### Given request 1:
In the passage on how athletes acquire skill, translate this sentence into Spanish: "Order emerges out of the interaction without anyone scripting it."
### Given request 2:
Using the passage on how athletes acquire skill, explain in one to three sentences why it calls communication and repetition insufficient for building a player's skill.
### Given request 3:
Continue the passage on how athletes acquire skill, picking up after its last sentence.

── Source

Supertraining, pg 20
The players skill doesn’t emerge from command or decontextualized/isolated rehearsed drills. To me, communication and repetition aren’t sufficient answers either. They are reductionist and deterministic. We treat the athlete like a closed system. A system you can wind up and predict, but living things are open systems sitting far from equilibrium, constantly trading energy with their environment. Chemist Ilya Prigogine won a Nobel prize proving that’s exactly where self-organization comes from. Order emerges out of the interaction without anyone scripting it. Dissipative structures.
Defining Skill & Technique
Technique - a physical method or model for accomplishing a task
Skill - potential to solve the current problem
Duarte Araújo on why potential is a critical piece to the definition of skill. Adaptable Athlete Podcast - Why Athletes Don’t Acquire Skill They Adapt It
Fitts-Posner Model of Skill Acquisition
The question remains, how do you train skill? Most coaches unknowingly use the Fitts-Posner model of skill acquisition that theorized, learning progresses through linear stages and early learning is cognitive and rule-based. Skill becomes automated with practice. Information-Processing theories contributed that the brain functions as “computer”, and once info is processed, it “outputs” a behavior. The CNS stores distinct movement patterns to execute the skill.
I’m not sure about you, but I personally don’t operate like a computer, nor do I want athletes that move or behave like robots. This does not demonstrate skill. My favorite critique of these informational-processing models was by J.J. Gibson in the Ecological Approach to Visual Perception and the “little man in the brain” theory:
Some may fantasize of being an autonomous dictator, programming information into the athlete’s brain, and maneuvering them like a soulless NPC in the latest edition of Madden. Stripping the athlete of their autonomy does not improve skill. Decomposing skill into an assembly line of techniques leads to drills designed like this 🤮.

────
── Excerpted data

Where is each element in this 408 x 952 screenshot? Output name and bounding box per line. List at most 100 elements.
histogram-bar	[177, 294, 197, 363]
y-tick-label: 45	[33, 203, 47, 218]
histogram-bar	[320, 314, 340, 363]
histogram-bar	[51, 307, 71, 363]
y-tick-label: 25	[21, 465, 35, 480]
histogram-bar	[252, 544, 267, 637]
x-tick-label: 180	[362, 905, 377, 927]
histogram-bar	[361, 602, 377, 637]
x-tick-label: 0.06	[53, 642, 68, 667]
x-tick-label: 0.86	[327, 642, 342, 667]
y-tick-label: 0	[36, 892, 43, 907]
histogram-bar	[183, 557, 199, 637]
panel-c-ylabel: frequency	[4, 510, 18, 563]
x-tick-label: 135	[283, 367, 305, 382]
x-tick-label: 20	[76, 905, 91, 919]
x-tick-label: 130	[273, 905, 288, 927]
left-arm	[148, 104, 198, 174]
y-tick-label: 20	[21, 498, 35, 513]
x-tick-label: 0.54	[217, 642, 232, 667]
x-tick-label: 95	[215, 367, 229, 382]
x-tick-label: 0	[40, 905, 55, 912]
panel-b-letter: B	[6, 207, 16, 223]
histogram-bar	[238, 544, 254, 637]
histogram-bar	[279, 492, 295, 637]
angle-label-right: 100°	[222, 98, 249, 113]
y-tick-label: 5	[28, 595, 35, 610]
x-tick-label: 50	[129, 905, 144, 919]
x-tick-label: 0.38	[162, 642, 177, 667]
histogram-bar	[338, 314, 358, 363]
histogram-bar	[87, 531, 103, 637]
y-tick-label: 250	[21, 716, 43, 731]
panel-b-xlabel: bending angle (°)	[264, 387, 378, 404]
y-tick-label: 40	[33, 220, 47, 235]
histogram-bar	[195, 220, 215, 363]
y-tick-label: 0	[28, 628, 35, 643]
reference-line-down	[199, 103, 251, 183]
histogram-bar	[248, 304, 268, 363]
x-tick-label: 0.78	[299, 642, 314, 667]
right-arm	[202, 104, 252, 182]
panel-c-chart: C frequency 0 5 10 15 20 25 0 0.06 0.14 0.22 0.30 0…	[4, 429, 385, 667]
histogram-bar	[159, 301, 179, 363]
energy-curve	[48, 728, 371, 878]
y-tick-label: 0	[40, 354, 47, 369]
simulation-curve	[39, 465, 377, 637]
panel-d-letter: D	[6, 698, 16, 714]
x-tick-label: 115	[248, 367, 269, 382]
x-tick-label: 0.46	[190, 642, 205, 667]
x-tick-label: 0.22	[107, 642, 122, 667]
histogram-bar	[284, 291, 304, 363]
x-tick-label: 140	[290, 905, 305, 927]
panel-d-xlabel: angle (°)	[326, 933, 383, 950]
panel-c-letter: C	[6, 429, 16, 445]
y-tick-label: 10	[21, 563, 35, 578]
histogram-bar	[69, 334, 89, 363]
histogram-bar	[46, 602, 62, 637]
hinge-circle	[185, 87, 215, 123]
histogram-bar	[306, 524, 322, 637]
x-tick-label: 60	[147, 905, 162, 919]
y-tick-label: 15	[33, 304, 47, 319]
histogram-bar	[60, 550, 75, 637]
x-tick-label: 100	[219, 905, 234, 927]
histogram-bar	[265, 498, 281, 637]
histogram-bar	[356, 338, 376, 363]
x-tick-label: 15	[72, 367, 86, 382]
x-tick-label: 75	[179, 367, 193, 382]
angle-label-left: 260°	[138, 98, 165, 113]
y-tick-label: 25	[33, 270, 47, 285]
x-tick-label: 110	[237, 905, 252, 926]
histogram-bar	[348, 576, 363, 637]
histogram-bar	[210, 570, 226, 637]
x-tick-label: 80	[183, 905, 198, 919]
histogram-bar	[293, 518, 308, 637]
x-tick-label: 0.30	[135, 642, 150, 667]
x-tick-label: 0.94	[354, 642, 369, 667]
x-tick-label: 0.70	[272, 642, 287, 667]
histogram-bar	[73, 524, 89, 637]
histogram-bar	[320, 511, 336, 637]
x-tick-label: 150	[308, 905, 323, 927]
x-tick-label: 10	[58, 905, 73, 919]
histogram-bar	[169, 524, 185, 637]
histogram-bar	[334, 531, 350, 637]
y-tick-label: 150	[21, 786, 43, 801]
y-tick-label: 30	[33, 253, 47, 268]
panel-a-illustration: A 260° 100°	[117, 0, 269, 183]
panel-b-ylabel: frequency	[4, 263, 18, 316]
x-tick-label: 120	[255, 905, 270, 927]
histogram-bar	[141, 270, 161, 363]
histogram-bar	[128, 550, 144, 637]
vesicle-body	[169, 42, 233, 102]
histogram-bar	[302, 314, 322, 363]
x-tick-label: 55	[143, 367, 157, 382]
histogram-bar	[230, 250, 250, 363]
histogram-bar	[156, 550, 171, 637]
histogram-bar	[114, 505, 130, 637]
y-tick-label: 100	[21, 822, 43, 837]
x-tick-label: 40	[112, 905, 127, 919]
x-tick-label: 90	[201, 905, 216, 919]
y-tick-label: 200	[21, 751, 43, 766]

────

### Final result 1:
El orden surge de la interacción sin que nadie lo guione.

### Final result 2:
Communication and repetition are reductionist and deterministic. They treat the athlete as a closed system that can be wound up and predicted. Living things, however, are open systems far from equilibrium that constantly trade energy with their environment, and that is where self-organization comes from.

### Final result 3:
In this example, the athlete is decoupled from the environment in which the Stack-Track-Fallback technique emerges. In isolating the movement pattern, we’ve removed the context of stacking the defensive lineman, which is vital for if and when the DL gets cut-out of his gap. The athlete is never going to be on the field with a stationary bag, you are now attuning his perception to an invariant that will never appear on the field of play.
The workspace of the drill is so small that the only tackle occurring in the environment is a frontal tackle. Which on the surface, is fine. For context, Luke Kuechly had a rate of 23% frontal tackles in his career. I charted 776 of his attempts, and 192 were frontal tackles.. So, if you’re training a tackle that happens 1 out of every 5 tackle attempts in a game, it amounts to about 2 tackles a game, if you’re the best player on the field. My point is, we don’t have to simulate the game, it’s too chaotic, but we do have to make it representative. In this example, this drill is not representative of the game of football. How can we expect skill to transfer if we aren’t creating environments that challenge and stress (overload) the athlete?
COMPLEX SYSTEMS
We live in COMPLEX systems not complicated systems. My introduction to complex systems was Manuel Arjona’s book The Nature of Training: Complexity Science Applied to Endurance Performance that I highly recommend. It’s less about endurance performance and more about complex systems and training. Here were a few of my favorite takeaways if you want to check it out.
We confuse living human beings with complicated systems like rockets or cars. Humans can self organize a new pattern of movement if a limb is removed but a car can’t move as soon as one wheel is removed. So lets step back from the reductionist and deterministic coaching principles and embrace the complexity.
CLA & EcoD
So I ranted about what’s wrong, how would I make it right? Ecological Dynamics is based in complex systems so I would start there and use the principles of the Constraints-Led Approach to create representative designs that keep the athlete-environment relationship in tact.
This environment will be representative and keep the problem-solution relationship in tact. This environment will maintain perception-action coupling, continuously picking up information to adjust in real time, rather than following predetermined directions. And, this environment will require authentic and novel problem solving, it will have enough unpredictability and variance to stress the athlete.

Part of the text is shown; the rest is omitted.